A knightly family named itself after the village. The family's first representative, Heinrich von Hecken, belonged in 1290 to the Court of Schöffen (roughly “lay jurists”) at Kirchberg. In Hecken itself, the Counts had an estate made up of three houses and as many barns with the attendant estate lands.

The oldest written text that can be found in the municipality of Hecken comes from the year 1737 and is from the Princely Margravial Badish Court Councilman and Kirchberg Oberamtmann Seitz:

Erstens soll ein neu angehender Untertan oder Bürger bei seinem Antritt in die Gemeinde, bevor er das Gemeinsrecht erlangt hat, schuldig und gehalten sein, einen ledernen Feuereimer zu stellen, widrigenfalls und in solange derselbe in die Gemeinde nicht an– und aufgenommen werden soll, bis er dieses befolgt und solchen Feuereimer gestellt haben wird.

It is hardly something that sheds a great deal of light on historical developments in the 18th century, although it may offer a window on civic duties as they were defined in the Rhineland in those days. In English, this reads:

“First, a newly prospective subject or townsman, upon coming into the municipality, before he has been granted commoner’s rights, should be bound and obliged to provide a leather fire pail, failing which he should not be accepted and admitted, until he abides by this and has provided such a fire pail.”

Beginning in 1794, Hecken lay under French rule. In 1815 it was assigned to the Kingdom of Prussia at the Congress of Vienna. Since 1946, it has been part of the then newly founded state of Rhineland-Palatinate.

Among Hecken's distinctions are some 100 barrows scattered throughout the Bannholz (a wood whose function is to shield against adverse weather). It is the biggest barrow field in the middle Hunsrück. During planning work in the course of land consolidation in 1953, a neck ring, among other things, was found. This now stands as a charge in the municipality's coat of arms

==Religion==
Since 1963, Hecken's Evangelical adherents have belonged the parish of Dickenschied in the church district of Simmern-Trarbach. The Catholics are members of Saint Michael's parish in Kirchberg.

==Politics==

===Municipal council===
The council is made up of 7 council members, who were elected at the municipal election held on 7 June 2009, and the honorary mayor as chairman.

===Mayor===
Hecken's mayor is Heinz-Jürgen Ströher, and his deputies are Rüdiger Henn and Winfried Berg. (2016)

===Coat of arms===
The German blazon reads: In Gold auf grünem Dreiberg, darin ein silberner Wendelring, ein grüner Heckenrosenstrauch mit einer blau besamten roten Rose.

The municipality's arms might in English heraldic language be described thus: Or in base a mount of three vert charged with a neck ring argent, issuant from the mount a rose stem embowed to dexter of the second with a rose gules barbed of the second and seeded azure.

The rose is a canting charge, as it is meant to represent what in German is known as a Heckenrose (Rosa corymbifera, meaning “hedge rose” – similar to a dog rose), and thereby refers to the name Hecken. The “mount of three” in base, a charge called a Dreiberg in German heraldry, refers in these arms to the barrow field in the nearby woods from the Hunsrück-Eifel Culture and Roman times. The neck ring refers to the one unearthed, along with other artefacts, east of the village in 1953.

**Exercise set:**
1. Answer these questions from the Hecken text, one per line:
(a) In what year did Heinrich von Hecken belong to the Court of Schöffen at Kirchberg?
(b) How many council members sit on the municipal council?
(c) Which parish do Hecken's Catholics belong to?
2. Quote the passage of the Hecken text starting with "The municipality's arms" and going on through "and seeded azure.".
The entries that follow the Hecken text are separate material.

**Provided information:**

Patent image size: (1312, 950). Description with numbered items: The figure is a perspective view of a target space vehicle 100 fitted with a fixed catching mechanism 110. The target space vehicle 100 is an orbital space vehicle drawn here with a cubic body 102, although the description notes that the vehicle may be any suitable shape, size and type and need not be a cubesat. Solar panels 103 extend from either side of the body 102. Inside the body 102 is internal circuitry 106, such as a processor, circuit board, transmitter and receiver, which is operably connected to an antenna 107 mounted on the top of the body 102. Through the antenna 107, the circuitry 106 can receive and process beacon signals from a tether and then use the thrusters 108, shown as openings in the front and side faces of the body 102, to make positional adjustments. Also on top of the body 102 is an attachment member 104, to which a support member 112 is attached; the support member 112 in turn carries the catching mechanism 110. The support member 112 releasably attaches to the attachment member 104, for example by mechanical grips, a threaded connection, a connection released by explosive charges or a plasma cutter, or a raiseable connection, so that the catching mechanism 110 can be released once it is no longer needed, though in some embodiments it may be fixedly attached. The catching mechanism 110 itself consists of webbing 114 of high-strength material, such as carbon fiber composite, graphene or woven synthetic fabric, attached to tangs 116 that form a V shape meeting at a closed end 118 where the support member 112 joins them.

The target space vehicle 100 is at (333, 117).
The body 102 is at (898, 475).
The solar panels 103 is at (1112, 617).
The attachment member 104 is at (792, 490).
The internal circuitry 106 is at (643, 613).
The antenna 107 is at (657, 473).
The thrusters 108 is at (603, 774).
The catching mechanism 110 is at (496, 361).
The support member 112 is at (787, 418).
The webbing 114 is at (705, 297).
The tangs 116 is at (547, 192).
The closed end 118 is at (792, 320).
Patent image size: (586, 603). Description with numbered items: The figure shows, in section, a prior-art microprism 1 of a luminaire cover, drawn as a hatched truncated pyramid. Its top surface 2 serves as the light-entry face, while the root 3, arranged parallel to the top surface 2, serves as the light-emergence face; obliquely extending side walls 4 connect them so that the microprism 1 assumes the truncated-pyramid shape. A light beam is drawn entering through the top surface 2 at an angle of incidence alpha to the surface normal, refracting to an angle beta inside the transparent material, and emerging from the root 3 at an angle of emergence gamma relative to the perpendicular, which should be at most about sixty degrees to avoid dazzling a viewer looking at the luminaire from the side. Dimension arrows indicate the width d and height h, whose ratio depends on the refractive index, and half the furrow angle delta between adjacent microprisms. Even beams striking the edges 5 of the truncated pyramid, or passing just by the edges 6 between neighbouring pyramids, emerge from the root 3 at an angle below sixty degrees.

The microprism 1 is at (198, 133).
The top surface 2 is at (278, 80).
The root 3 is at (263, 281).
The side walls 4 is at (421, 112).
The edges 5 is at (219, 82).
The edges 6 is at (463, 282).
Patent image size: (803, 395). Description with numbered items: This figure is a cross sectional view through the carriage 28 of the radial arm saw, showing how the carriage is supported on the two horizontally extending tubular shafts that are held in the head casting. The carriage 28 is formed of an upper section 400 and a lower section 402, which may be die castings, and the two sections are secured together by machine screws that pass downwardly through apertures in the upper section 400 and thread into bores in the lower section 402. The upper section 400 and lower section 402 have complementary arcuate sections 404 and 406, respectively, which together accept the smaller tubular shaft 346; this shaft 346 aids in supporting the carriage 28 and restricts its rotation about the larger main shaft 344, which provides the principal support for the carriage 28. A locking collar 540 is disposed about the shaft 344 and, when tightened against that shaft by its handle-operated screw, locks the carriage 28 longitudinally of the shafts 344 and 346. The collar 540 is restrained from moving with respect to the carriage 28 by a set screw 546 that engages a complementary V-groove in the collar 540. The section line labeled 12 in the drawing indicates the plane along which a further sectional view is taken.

**Your responses:**
1.
(a) 1290
(b) 7
(c) Saint Michael's parish in Kirchberg

2.
The municipality's arms might in English heraldic language be described thus: Or in base a mount of three vert charged with a neck ring argent, issuant from the mount a rose stem embowed to dexter of the second with a rose gules barbed of the second and seeded azure.